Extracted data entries
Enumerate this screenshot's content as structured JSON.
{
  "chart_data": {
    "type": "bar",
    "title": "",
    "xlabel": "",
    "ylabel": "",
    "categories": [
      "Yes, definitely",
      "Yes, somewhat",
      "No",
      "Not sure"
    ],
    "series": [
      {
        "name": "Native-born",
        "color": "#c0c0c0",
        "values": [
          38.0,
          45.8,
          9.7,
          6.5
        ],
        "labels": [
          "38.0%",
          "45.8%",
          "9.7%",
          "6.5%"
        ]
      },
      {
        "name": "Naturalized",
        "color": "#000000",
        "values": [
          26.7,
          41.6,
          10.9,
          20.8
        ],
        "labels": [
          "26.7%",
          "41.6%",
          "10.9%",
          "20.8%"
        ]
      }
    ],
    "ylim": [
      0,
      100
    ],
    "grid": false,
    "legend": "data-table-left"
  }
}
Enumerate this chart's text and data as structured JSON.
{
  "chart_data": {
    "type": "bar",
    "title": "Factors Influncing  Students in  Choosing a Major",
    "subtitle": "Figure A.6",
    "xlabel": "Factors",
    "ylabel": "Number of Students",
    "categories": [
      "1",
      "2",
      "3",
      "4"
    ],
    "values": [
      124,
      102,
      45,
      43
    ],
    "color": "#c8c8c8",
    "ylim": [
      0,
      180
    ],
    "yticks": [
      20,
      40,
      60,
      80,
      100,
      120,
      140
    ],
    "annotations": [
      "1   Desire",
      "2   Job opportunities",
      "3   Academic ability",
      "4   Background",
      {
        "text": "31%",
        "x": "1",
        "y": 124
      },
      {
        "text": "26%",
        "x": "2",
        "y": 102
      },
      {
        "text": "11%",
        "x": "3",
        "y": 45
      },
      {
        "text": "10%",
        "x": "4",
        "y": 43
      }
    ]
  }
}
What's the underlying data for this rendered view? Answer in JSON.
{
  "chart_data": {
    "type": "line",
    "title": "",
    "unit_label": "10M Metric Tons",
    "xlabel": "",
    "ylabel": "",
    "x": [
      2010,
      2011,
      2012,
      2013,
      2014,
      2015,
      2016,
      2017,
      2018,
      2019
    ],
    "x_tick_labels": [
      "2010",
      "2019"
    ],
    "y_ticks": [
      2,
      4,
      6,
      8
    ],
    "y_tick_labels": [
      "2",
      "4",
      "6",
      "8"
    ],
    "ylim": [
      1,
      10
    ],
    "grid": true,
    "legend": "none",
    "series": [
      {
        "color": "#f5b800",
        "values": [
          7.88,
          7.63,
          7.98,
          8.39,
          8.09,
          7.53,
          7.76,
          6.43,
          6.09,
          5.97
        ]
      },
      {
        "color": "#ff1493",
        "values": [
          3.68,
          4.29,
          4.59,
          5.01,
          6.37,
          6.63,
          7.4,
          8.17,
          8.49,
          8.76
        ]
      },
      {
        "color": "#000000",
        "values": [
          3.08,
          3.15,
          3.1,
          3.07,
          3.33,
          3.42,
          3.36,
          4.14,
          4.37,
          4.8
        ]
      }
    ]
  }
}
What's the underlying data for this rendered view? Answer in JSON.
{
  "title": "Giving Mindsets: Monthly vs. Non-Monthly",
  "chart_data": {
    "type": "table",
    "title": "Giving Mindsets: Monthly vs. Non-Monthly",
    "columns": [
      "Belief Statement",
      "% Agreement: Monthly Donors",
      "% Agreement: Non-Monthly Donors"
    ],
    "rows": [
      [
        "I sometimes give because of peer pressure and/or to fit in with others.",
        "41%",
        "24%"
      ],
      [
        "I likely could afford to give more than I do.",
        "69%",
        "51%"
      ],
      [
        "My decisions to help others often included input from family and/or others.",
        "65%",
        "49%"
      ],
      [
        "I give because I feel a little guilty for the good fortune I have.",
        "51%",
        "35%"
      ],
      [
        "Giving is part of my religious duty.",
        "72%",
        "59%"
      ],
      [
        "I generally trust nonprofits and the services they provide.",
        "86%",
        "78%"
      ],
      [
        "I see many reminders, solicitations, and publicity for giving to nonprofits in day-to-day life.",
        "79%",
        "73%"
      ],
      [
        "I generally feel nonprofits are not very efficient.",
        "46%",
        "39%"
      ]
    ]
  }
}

▶ [Set exercise]: Where a line in the material contains "others", copy that line.

▶ [Solved exercise]:
        "I sometimes give because of peer pressure and/or to fit in with others.",
        "My decisions to help others often included input from family and/or others.",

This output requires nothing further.